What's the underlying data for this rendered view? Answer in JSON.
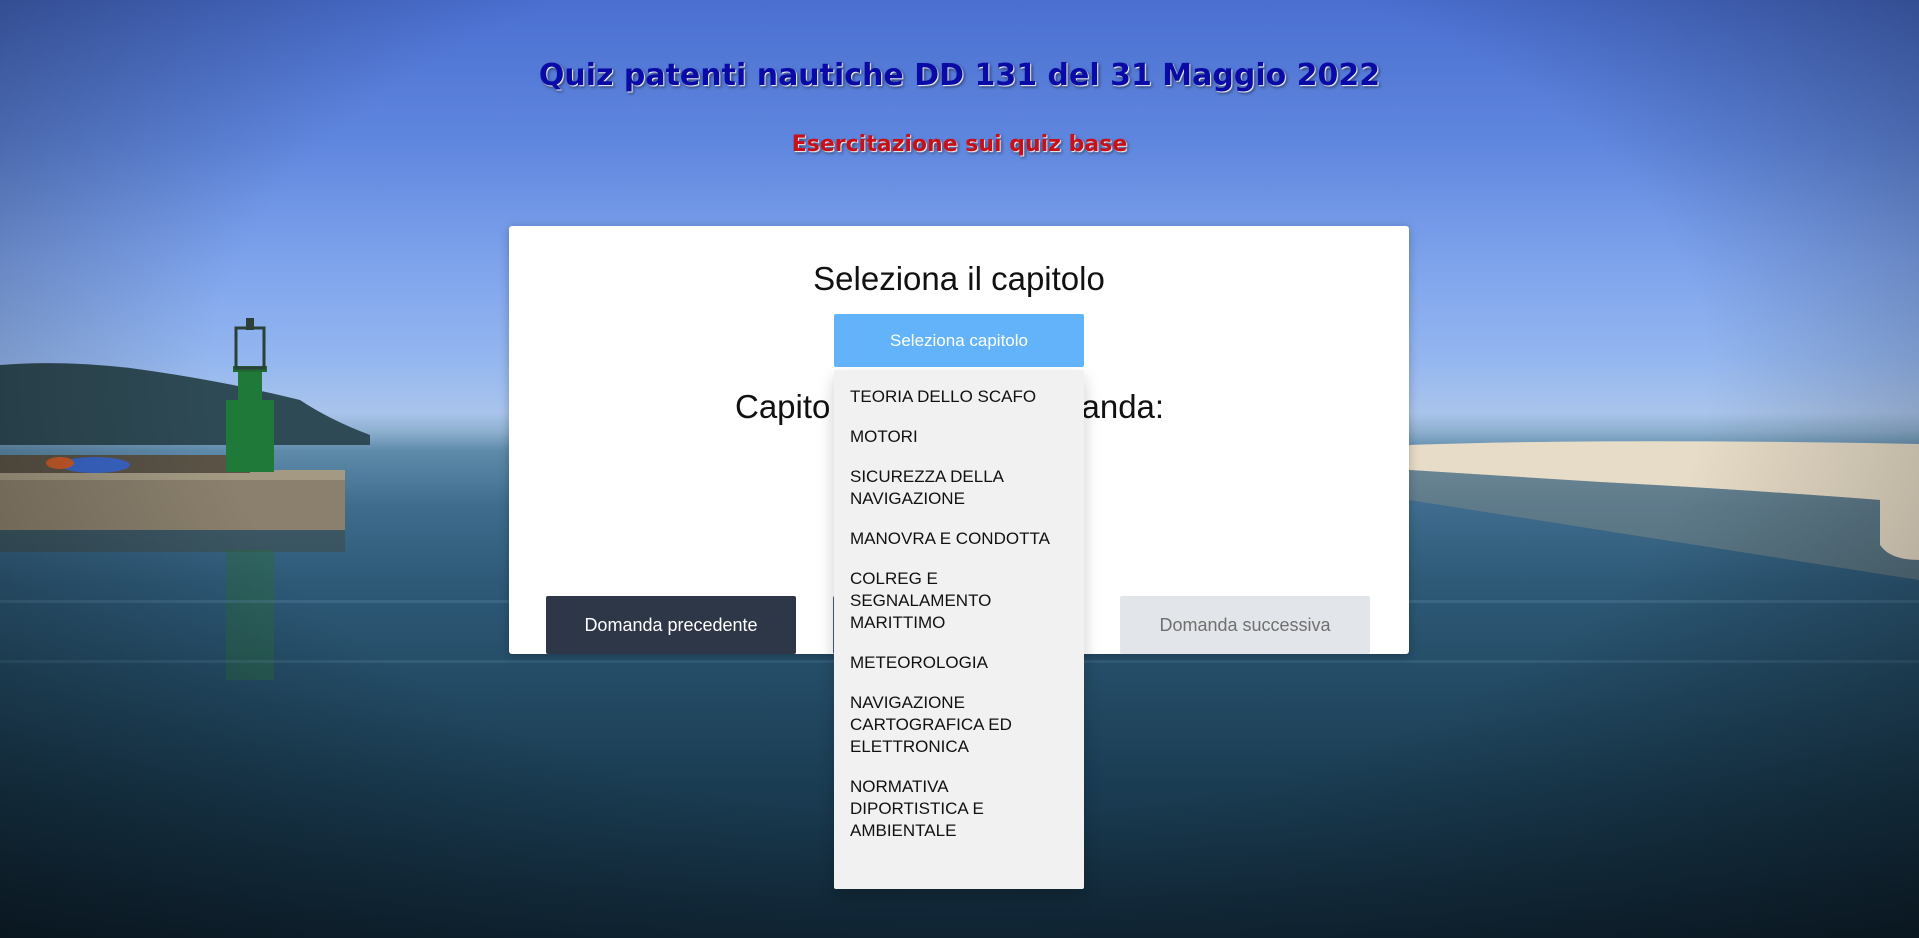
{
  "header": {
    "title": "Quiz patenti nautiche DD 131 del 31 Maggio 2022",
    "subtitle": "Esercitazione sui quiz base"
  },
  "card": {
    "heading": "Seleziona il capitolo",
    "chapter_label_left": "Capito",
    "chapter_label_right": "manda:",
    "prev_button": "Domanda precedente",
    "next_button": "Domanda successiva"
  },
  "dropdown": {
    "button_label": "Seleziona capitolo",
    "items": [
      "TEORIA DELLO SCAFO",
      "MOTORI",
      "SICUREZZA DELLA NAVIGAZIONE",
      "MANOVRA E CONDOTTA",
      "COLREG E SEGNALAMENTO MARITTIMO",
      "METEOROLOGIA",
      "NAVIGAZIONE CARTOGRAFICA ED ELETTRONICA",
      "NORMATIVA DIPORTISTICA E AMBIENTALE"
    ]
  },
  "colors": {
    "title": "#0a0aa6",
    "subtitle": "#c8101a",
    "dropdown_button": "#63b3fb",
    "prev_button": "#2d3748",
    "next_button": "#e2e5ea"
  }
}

**WRITTEN EXERCISE**: All of the records need repeating exactly, except for the pictures.

**EXERCISE ANSWER**:
What's the underlying data for this rendered view? Answer in JSON.
{
  "header": {
    "title": "Quiz patenti nautiche DD 131 del 31 Maggio 2022",
    "subtitle": "Esercitazione sui quiz base"
  },
  "card": {
    "heading": "Seleziona il capitolo",
    "chapter_label_left": "Capito",
    "chapter_label_right": "manda:",
    "prev_button": "Domanda precedente",
    "next_button": "Domanda successiva"
  },
  "dropdown": {
    "button_label": "Seleziona capitolo",
    "items": [
      "TEORIA DELLO SCAFO",
      "MOTORI",
      "SICUREZZA DELLA NAVIGAZIONE",
      "MANOVRA E CONDOTTA",
      "COLREG E SEGNALAMENTO MARITTIMO",
      "METEOROLOGIA",
      "NAVIGAZIONE CARTOGRAFICA ED ELETTRONICA",
      "NORMATIVA DIPORTISTICA E AMBIENTALE"
    ]
  },
  "colors": {
    "title": "#0a0aa6",
    "subtitle": "#c8101a",
    "dropdown_button": "#63b3fb",
    "prev_button": "#2d3748",
    "next_button": "#e2e5ea"
  }
}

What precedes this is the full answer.